**Set exercise**
Send back the records in full, character for character.

(Dataset items)
•••
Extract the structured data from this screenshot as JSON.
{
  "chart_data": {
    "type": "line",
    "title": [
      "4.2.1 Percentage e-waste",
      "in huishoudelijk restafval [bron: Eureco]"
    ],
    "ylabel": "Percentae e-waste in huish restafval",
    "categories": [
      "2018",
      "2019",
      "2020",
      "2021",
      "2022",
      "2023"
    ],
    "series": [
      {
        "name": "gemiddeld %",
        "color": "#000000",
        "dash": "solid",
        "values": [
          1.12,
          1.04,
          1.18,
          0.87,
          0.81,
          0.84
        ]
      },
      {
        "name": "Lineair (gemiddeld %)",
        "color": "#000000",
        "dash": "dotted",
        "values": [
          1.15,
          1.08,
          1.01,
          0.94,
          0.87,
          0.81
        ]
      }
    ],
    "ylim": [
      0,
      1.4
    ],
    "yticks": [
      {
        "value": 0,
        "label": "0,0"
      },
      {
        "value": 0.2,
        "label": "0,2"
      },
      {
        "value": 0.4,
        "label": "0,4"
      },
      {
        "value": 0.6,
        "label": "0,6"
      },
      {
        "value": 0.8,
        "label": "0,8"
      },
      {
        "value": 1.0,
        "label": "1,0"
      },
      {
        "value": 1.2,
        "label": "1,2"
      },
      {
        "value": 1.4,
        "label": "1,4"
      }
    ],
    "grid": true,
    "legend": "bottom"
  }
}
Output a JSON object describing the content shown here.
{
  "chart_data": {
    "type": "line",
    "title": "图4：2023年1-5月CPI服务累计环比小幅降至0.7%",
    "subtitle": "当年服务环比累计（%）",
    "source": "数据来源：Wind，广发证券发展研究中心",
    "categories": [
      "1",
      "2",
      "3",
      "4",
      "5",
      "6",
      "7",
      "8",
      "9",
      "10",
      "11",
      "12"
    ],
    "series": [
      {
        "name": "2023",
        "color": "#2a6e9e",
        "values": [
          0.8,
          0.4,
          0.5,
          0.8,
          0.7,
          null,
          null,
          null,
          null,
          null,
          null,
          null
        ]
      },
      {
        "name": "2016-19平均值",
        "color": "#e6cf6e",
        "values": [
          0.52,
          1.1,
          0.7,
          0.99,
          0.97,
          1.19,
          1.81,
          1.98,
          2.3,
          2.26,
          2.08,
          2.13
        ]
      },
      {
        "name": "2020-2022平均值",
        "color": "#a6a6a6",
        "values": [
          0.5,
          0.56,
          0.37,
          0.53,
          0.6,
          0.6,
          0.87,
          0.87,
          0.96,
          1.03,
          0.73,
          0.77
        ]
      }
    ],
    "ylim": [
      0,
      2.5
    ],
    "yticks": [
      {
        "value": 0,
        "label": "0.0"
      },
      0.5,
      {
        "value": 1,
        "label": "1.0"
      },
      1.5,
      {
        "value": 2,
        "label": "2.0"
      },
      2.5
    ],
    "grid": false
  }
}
•••
**Written response**
Extract the structured data from this screenshot as JSON.
{
  "chart_data": {
    "type": "line",
    "title": [
      "4.2.1 Percentage e-waste",
      "in huishoudelijk restafval [bron: Eureco]"
    ],
    "ylabel": "Percentae e-waste in huish restafval",
    "categories": [
      "2018",
      "2019",
      "2020",
      "2021",
      "2022",
      "2023"
    ],
    "series": [
      {
        "name": "gemiddeld %",
        "color": "#000000",
        "dash": "solid",
        "values": [
          1.12,
          1.04,
          1.18,
          0.87,
          0.81,
          0.84
        ]
      },
      {
        "name": "Lineair (gemiddeld %)",
        "color": "#000000",
        "dash": "dotted",
        "values": [
          1.15,
          1.08,
          1.01,
          0.94,
          0.87,
          0.81
        ]
      }
    ],
    "ylim": [
      0,
      1.4
    ],
    "yticks": [
      {
        "value": 0,
        "label": "0,0"
      },
      {
        "value": 0.2,
        "label": "0,2"
      },
      {
        "value": 0.4,
        "label": "0,4"
      },
      {
        "value": 0.6,
        "label": "0,6"
      },
      {
        "value": 0.8,
        "label": "0,8"
      },
      {
        "value": 1.0,
        "label": "1,0"
      },
      {
        "value": 1.2,
        "label": "1,2"
      },
      {
        "value": 1.4,
        "label": "1,4"
      }
    ],
    "grid": true,
    "legend": "bottom"
  }
}
Output a JSON object describing the content shown here.
{
  "chart_data": {
    "type": "line",
    "title": "图4：2023年1-5月CPI服务累计环比小幅降至0.7%",
    "subtitle": "当年服务环比累计（%）",
    "source": "数据来源：Wind，广发证券发展研究中心",
    "categories": [
      "1",
      "2",
      "3",
      "4",
      "5",
      "6",
      "7",
      "8",
      "9",
      "10",
      "11",
      "12"
    ],
    "series": [
      {
        "name": "2023",
        "color": "#2a6e9e",
        "values": [
          0.8,
          0.4,
          0.5,
          0.8,
          0.7,
          null,
          null,
          null,
          null,
          null,
          null,
          null
        ]
      },
      {
        "name": "2016-19平均值",
        "color": "#e6cf6e",
        "values": [
          0.52,
          1.1,
          0.7,
          0.99,
          0.97,
          1.19,
          1.81,
          1.98,
          2.3,
          2.26,
          2.08,
          2.13
        ]
      },
      {
        "name": "2020-2022平均值",
        "color": "#a6a6a6",
        "values": [
          0.5,
          0.56,
          0.37,
          0.53,
          0.6,
          0.6,
          0.87,
          0.87,
          0.96,
          1.03,
          0.73,
          0.77
        ]
      }
    ],
    "ylim": [
      0,
      2.5
    ],
    "yticks": [
      {
        "value": 0,
        "label": "0.0"
      },
      0.5,
      {
        "value": 1,
        "label": "1.0"
      },
      1.5,
      {
        "value": 2,
        "label": "2.0"
      },
      2.5
    ],
    "grid": false
  }
}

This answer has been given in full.